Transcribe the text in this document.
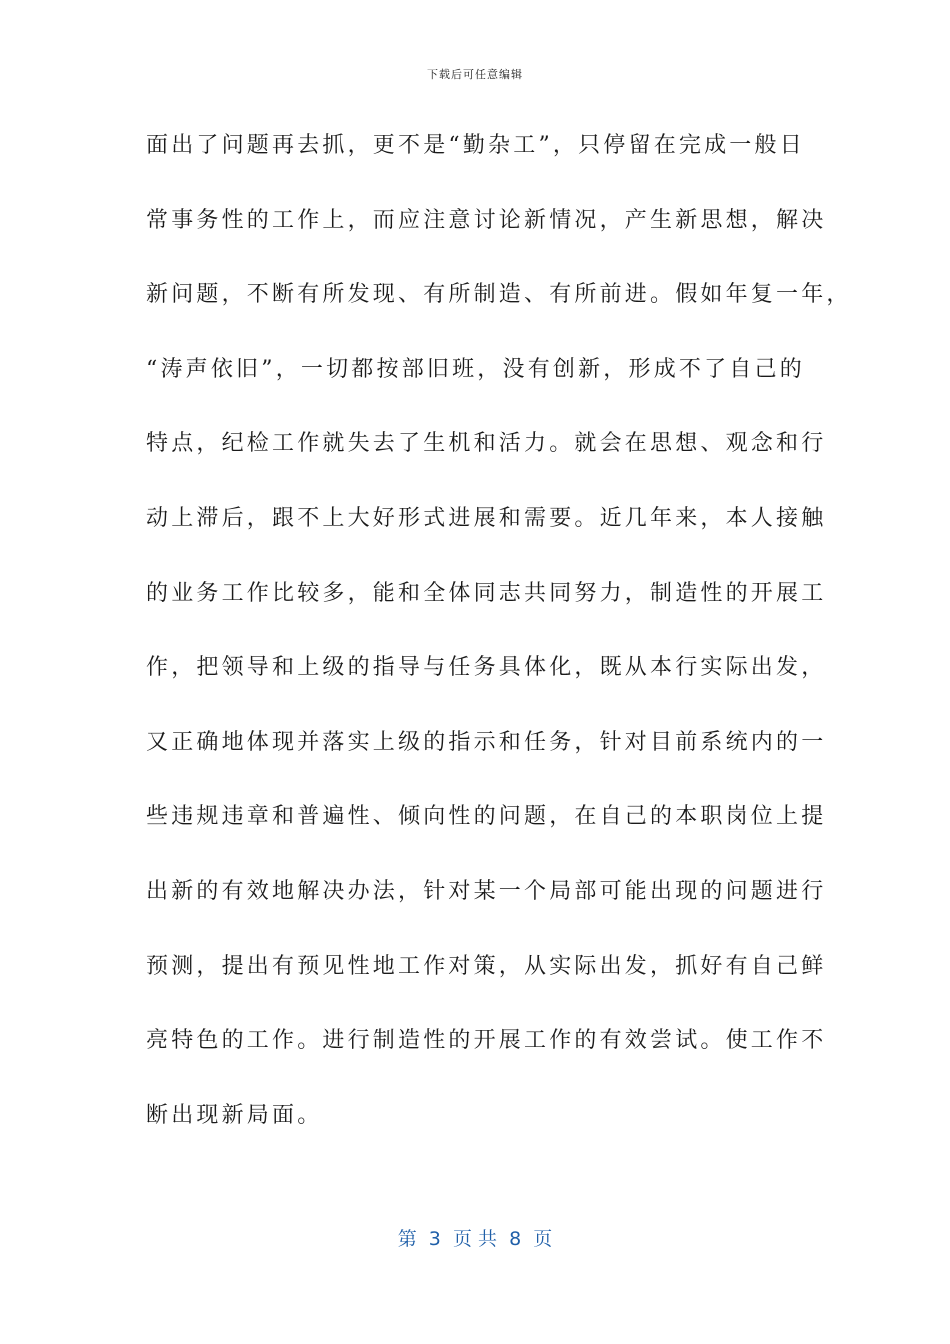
下载后可任意编辑
面出了问题再去抓，更不是“勤杂工”，只停留在完成一般日
常事务性的工作上，而应注意讨论新情况，产生新思想，解决
新问题，不断有所发现、有所制造、有所前进。假如年复一年，
“涛声依旧”，一切都按部旧班，没有创新，形成不了自己的
特点，纪检工作就失去了生机和活力。就会在思想、观念和行
动上滞后，跟不上大好形式进展和需要。近几年来，本人接触
的业务工作比较多，能和全体同志共同努力，制造性的开展工
作，把领导和上级的指导与任务具体化，既从本行实际出发，
又正确地体现并落实上级的指示和任务，针对目前系统内的一
些违规违章和普遍性、倾向性的问题，在自己的本职岗位上提
出新的有效地解决办法，针对某一个局部可能出现的问题进行
预测，提出有预见性地工作对策，从实际出发，抓好有自己鲜
亮特色的工作。进行制造性的开展工作的有效尝试。使工作不
断出现新局面。
第  3  页 共  8  页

▶ _Given request_: Quote the data above in full and without alteration; skip the pictures.

▶ _Completed exercise_:
Transcribe the text in this document.
下载后可任意编辑
面出了问题再去抓，更不是“勤杂工”，只停留在完成一般日
常事务性的工作上，而应注意讨论新情况，产生新思想，解决
新问题，不断有所发现、有所制造、有所前进。假如年复一年，
“涛声依旧”，一切都按部旧班，没有创新，形成不了自己的
特点，纪检工作就失去了生机和活力。就会在思想、观念和行
动上滞后，跟不上大好形式进展和需要。近几年来，本人接触
的业务工作比较多，能和全体同志共同努力，制造性的开展工
作，把领导和上级的指导与任务具体化，既从本行实际出发，
又正确地体现并落实上级的指示和任务，针对目前系统内的一
些违规违章和普遍性、倾向性的问题，在自己的本职岗位上提
出新的有效地解决办法，针对某一个局部可能出现的问题进行
预测，提出有预见性地工作对策，从实际出发，抓好有自己鲜
亮特色的工作。进行制造性的开展工作的有效尝试。使工作不
断出现新局面。
第  3  页 共  8  页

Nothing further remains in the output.